§ EXERCISE
Return the listing below line for line, without adding, dropping, or changing anything.

-- Start --

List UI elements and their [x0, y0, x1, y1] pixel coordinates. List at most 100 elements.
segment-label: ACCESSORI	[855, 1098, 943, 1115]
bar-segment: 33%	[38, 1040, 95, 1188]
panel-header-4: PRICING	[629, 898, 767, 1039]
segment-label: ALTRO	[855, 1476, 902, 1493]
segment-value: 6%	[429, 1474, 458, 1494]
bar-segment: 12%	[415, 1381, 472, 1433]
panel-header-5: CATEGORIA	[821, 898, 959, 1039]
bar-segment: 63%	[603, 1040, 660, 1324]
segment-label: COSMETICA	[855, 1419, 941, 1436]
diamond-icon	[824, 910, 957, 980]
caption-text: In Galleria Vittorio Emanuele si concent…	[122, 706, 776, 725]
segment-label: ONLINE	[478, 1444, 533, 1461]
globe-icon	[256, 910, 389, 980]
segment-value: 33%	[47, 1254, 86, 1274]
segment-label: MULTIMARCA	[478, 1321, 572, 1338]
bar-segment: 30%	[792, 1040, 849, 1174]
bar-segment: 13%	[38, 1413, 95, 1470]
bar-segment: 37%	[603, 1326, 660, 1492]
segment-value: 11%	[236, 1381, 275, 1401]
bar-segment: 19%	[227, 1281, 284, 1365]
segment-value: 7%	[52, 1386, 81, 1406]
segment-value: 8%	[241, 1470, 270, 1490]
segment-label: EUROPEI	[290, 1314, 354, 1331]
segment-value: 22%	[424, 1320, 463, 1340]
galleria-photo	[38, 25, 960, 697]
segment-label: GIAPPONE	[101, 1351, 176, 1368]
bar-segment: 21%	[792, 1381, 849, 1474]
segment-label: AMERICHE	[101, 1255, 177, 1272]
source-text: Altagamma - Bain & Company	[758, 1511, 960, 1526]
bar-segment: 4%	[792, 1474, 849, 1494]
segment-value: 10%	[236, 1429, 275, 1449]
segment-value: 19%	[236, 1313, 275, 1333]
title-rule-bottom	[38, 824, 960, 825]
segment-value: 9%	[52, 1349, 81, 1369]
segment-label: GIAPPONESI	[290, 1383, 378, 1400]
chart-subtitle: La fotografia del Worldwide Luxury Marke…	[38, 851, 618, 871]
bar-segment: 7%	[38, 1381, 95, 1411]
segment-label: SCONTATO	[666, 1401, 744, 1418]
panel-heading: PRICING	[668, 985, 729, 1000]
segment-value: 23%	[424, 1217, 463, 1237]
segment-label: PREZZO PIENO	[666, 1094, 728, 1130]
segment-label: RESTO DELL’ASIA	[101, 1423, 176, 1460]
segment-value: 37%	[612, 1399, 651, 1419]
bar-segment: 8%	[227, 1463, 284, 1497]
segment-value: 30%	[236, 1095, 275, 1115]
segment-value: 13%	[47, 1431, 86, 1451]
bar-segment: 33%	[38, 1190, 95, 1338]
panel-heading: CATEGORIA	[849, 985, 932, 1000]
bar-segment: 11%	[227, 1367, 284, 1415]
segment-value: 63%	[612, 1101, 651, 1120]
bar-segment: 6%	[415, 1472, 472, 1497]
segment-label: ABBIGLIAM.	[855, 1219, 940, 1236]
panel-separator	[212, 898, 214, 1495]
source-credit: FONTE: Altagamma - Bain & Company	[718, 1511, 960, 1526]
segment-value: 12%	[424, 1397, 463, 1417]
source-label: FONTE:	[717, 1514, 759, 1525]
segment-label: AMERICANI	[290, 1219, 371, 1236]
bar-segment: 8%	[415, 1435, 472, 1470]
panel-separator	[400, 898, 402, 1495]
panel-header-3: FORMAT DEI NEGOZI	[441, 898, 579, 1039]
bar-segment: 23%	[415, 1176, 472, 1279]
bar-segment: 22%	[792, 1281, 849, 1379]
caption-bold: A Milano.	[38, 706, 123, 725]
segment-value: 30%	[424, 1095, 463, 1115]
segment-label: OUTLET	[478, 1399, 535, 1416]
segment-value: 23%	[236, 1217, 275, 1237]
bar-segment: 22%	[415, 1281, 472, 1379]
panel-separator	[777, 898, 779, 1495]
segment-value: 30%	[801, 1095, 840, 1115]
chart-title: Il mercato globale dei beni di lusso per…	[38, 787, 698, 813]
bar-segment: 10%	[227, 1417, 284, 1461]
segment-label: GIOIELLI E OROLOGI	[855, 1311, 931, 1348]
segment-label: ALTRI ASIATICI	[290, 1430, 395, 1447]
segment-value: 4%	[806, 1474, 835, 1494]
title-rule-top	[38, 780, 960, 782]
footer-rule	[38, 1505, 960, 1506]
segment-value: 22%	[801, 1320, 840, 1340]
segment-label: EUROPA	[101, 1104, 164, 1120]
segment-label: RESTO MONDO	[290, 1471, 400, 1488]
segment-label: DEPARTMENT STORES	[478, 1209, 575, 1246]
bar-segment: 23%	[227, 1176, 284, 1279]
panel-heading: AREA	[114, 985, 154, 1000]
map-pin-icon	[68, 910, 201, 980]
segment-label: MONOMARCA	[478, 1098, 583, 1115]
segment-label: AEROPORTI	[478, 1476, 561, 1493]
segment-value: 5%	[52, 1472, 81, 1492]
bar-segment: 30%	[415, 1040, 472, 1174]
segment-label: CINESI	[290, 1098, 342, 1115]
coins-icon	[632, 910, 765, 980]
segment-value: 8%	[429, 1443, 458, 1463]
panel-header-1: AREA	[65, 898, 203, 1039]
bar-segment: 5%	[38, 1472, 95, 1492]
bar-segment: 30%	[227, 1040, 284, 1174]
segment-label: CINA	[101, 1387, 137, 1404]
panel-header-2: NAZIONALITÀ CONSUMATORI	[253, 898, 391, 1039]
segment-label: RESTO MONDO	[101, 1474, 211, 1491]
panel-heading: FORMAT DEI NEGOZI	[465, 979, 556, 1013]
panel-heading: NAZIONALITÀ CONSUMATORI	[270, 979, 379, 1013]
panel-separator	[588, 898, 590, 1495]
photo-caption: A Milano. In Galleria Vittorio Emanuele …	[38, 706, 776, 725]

-- End --

§ FINAL RESULT
List UI elements and their [x0, y0, x1, y1] pixel coordinates. List at most 100 elements.
segment-label: ACCESSORI	[855, 1098, 943, 1115]
bar-segment: 33%	[38, 1040, 95, 1188]
panel-header-4: PRICING	[629, 898, 767, 1039]
segment-label: ALTRO	[855, 1476, 902, 1493]
segment-value: 6%	[429, 1474, 458, 1494]
bar-segment: 12%	[415, 1381, 472, 1433]
panel-header-5: CATEGORIA	[821, 898, 959, 1039]
bar-segment: 63%	[603, 1040, 660, 1324]
segment-label: COSMETICA	[855, 1419, 941, 1436]
diamond-icon	[824, 910, 957, 980]
caption-text: In Galleria Vittorio Emanuele si concent…	[122, 706, 776, 725]
segment-label: ONLINE	[478, 1444, 533, 1461]
globe-icon	[256, 910, 389, 980]
segment-value: 33%	[47, 1254, 86, 1274]
segment-label: MULTIMARCA	[478, 1321, 572, 1338]
bar-segment: 30%	[792, 1040, 849, 1174]
bar-segment: 13%	[38, 1413, 95, 1470]
bar-segment: 37%	[603, 1326, 660, 1492]
segment-value: 11%	[236, 1381, 275, 1401]
bar-segment: 19%	[227, 1281, 284, 1365]
segment-value: 7%	[52, 1386, 81, 1406]
segment-value: 8%	[241, 1470, 270, 1490]
segment-label: EUROPEI	[290, 1314, 354, 1331]
segment-value: 22%	[424, 1320, 463, 1340]
galleria-photo	[38, 25, 960, 697]
segment-label: GIAPPONE	[101, 1351, 176, 1368]
bar-segment: 21%	[792, 1381, 849, 1474]
segment-label: AMERICHE	[101, 1255, 177, 1272]
source-text: Altagamma - Bain & Company	[758, 1511, 960, 1526]
bar-segment: 4%	[792, 1474, 849, 1494]
segment-value: 10%	[236, 1429, 275, 1449]
segment-value: 19%	[236, 1313, 275, 1333]
title-rule-bottom	[38, 824, 960, 825]
segment-value: 9%	[52, 1349, 81, 1369]
segment-label: GIAPPONESI	[290, 1383, 378, 1400]
chart-subtitle: La fotografia del Worldwide Luxury Marke…	[38, 851, 618, 871]
bar-segment: 7%	[38, 1381, 95, 1411]
segment-label: SCONTATO	[666, 1401, 744, 1418]
panel-heading: PRICING	[668, 985, 729, 1000]
segment-value: 23%	[424, 1217, 463, 1237]
segment-label: PREZZO PIENO	[666, 1094, 728, 1130]
segment-label: RESTO DELL’ASIA	[101, 1423, 176, 1460]
segment-value: 37%	[612, 1399, 651, 1419]
bar-segment: 8%	[227, 1463, 284, 1497]
segment-value: 30%	[236, 1095, 275, 1115]
segment-value: 13%	[47, 1431, 86, 1451]
bar-segment: 33%	[38, 1190, 95, 1338]
panel-heading: CATEGORIA	[849, 985, 932, 1000]
bar-segment: 11%	[227, 1367, 284, 1415]
segment-value: 63%	[612, 1101, 651, 1120]
bar-segment: 6%	[415, 1472, 472, 1497]
segment-label: ABBIGLIAM.	[855, 1219, 940, 1236]
panel-separator	[212, 898, 214, 1495]
source-credit: FONTE: Altagamma - Bain & Company	[718, 1511, 960, 1526]
segment-value: 12%	[424, 1397, 463, 1417]
source-label: FONTE:	[717, 1514, 759, 1525]
segment-label: AMERICANI	[290, 1219, 371, 1236]
bar-segment: 8%	[415, 1435, 472, 1470]
panel-separator	[400, 898, 402, 1495]
panel-header-3: FORMAT DEI NEGOZI	[441, 898, 579, 1039]
bar-segment: 23%	[415, 1176, 472, 1279]
bar-segment: 22%	[792, 1281, 849, 1379]
caption-bold: A Milano.	[38, 706, 123, 725]
segment-value: 30%	[424, 1095, 463, 1115]
segment-label: OUTLET	[478, 1399, 535, 1416]
segment-value: 23%	[236, 1217, 275, 1237]
bar-segment: 22%	[415, 1281, 472, 1379]
panel-separator	[777, 898, 779, 1495]
segment-value: 30%	[801, 1095, 840, 1115]
chart-title: Il mercato globale dei beni di lusso per…	[38, 787, 698, 813]
bar-segment: 10%	[227, 1417, 284, 1461]
segment-label: GIOIELLI E OROLOGI	[855, 1311, 931, 1348]
segment-label: ALTRI ASIATICI	[290, 1430, 395, 1447]
segment-value: 4%	[806, 1474, 835, 1494]
title-rule-top	[38, 780, 960, 782]
footer-rule	[38, 1505, 960, 1506]
segment-value: 22%	[801, 1320, 840, 1340]
segment-label: EUROPA	[101, 1104, 164, 1120]
segment-label: RESTO MONDO	[290, 1471, 400, 1488]
segment-label: DEPARTMENT STORES	[478, 1209, 575, 1246]
bar-segment: 23%	[227, 1176, 284, 1279]
panel-heading: AREA	[114, 985, 154, 1000]
map-pin-icon	[68, 910, 201, 980]
segment-label: MONOMARCA	[478, 1098, 583, 1115]
segment-label: AEROPORTI	[478, 1476, 561, 1493]
segment-value: 5%	[52, 1472, 81, 1492]
bar-segment: 30%	[415, 1040, 472, 1174]
segment-label: CINESI	[290, 1098, 342, 1115]
coins-icon	[632, 910, 765, 980]
segment-value: 8%	[429, 1443, 458, 1463]
panel-header-1: AREA	[65, 898, 203, 1039]
bar-segment: 5%	[38, 1472, 95, 1492]
bar-segment: 30%	[227, 1040, 284, 1174]
segment-label: CINA	[101, 1387, 137, 1404]
panel-header-2: NAZIONALITÀ CONSUMATORI	[253, 898, 391, 1039]
segment-label: RESTO MONDO	[101, 1474, 211, 1491]
panel-heading: FORMAT DEI NEGOZI	[465, 979, 556, 1013]
panel-heading: NAZIONALITÀ CONSUMATORI	[270, 979, 379, 1013]
panel-separator	[588, 898, 590, 1495]
photo-caption: A Milano. In Galleria Vittorio Emanuele …	[38, 706, 776, 725]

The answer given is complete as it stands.